DO THIS:
Write out the full set of records below exactly.
---*---
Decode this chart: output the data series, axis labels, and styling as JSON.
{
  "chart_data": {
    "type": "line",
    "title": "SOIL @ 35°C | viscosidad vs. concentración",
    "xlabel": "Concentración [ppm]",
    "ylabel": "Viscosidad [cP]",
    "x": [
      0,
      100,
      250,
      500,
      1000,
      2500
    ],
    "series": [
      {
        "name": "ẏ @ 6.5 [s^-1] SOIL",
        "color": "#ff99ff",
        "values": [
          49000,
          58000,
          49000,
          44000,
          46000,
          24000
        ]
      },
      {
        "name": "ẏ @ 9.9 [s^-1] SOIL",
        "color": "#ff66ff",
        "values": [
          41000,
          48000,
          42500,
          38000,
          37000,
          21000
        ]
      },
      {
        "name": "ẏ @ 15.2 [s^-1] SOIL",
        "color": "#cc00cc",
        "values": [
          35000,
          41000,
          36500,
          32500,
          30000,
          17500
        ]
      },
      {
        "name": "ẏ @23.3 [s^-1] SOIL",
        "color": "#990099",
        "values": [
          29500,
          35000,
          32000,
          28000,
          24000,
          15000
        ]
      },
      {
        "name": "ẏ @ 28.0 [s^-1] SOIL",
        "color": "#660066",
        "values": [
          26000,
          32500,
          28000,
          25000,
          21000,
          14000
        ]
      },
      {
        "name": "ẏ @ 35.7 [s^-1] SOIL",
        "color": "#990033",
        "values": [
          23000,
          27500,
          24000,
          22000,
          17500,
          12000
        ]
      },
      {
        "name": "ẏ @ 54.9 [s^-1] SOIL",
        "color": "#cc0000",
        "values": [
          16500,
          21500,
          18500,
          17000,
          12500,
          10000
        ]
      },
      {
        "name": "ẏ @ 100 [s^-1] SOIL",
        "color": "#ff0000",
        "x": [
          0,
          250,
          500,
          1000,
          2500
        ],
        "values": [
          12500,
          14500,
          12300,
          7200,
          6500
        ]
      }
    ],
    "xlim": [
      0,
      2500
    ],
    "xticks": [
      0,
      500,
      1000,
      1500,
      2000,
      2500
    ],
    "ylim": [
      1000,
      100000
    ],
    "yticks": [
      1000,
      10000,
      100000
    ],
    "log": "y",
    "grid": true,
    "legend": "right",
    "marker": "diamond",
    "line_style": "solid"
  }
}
---*---
RIGHT ANSWER:
Decode this chart: output the data series, axis labels, and styling as JSON.
{
  "chart_data": {
    "type": "line",
    "title": "SOIL @ 35°C | viscosidad vs. concentración",
    "xlabel": "Concentración [ppm]",
    "ylabel": "Viscosidad [cP]",
    "x": [
      0,
      100,
      250,
      500,
      1000,
      2500
    ],
    "series": [
      {
        "name": "ẏ @ 6.5 [s^-1] SOIL",
        "color": "#ff99ff",
        "values": [
          49000,
          58000,
          49000,
          44000,
          46000,
          24000
        ]
      },
      {
        "name": "ẏ @ 9.9 [s^-1] SOIL",
        "color": "#ff66ff",
        "values": [
          41000,
          48000,
          42500,
          38000,
          37000,
          21000
        ]
      },
      {
        "name": "ẏ @ 15.2 [s^-1] SOIL",
        "color": "#cc00cc",
        "values": [
          35000,
          41000,
          36500,
          32500,
          30000,
          17500
        ]
      },
      {
        "name": "ẏ @23.3 [s^-1] SOIL",
        "color": "#990099",
        "values": [
          29500,
          35000,
          32000,
          28000,
          24000,
          15000
        ]
      },
      {
        "name": "ẏ @ 28.0 [s^-1] SOIL",
        "color": "#660066",
        "values": [
          26000,
          32500,
          28000,
          25000,
          21000,
          14000
        ]
      },
      {
        "name": "ẏ @ 35.7 [s^-1] SOIL",
        "color": "#990033",
        "values": [
          23000,
          27500,
          24000,
          22000,
          17500,
          12000
        ]
      },
      {
        "name": "ẏ @ 54.9 [s^-1] SOIL",
        "color": "#cc0000",
        "values": [
          16500,
          21500,
          18500,
          17000,
          12500,
          10000
        ]
      },
      {
        "name": "ẏ @ 100 [s^-1] SOIL",
        "color": "#ff0000",
        "x": [
          0,
          250,
          500,
          1000,
          2500
        ],
        "values": [
          12500,
          14500,
          12300,
          7200,
          6500
        ]
      }
    ],
    "xlim": [
      0,
      2500
    ],
    "xticks": [
      0,
      500,
      1000,
      1500,
      2000,
      2500
    ],
    "ylim": [
      1000,
      100000
    ],
    "yticks": [
      1000,
      10000,
      100000
    ],
    "log": "y",
    "grid": true,
    "legend": "right",
    "marker": "diamond",
    "line_style": "solid"
  }
}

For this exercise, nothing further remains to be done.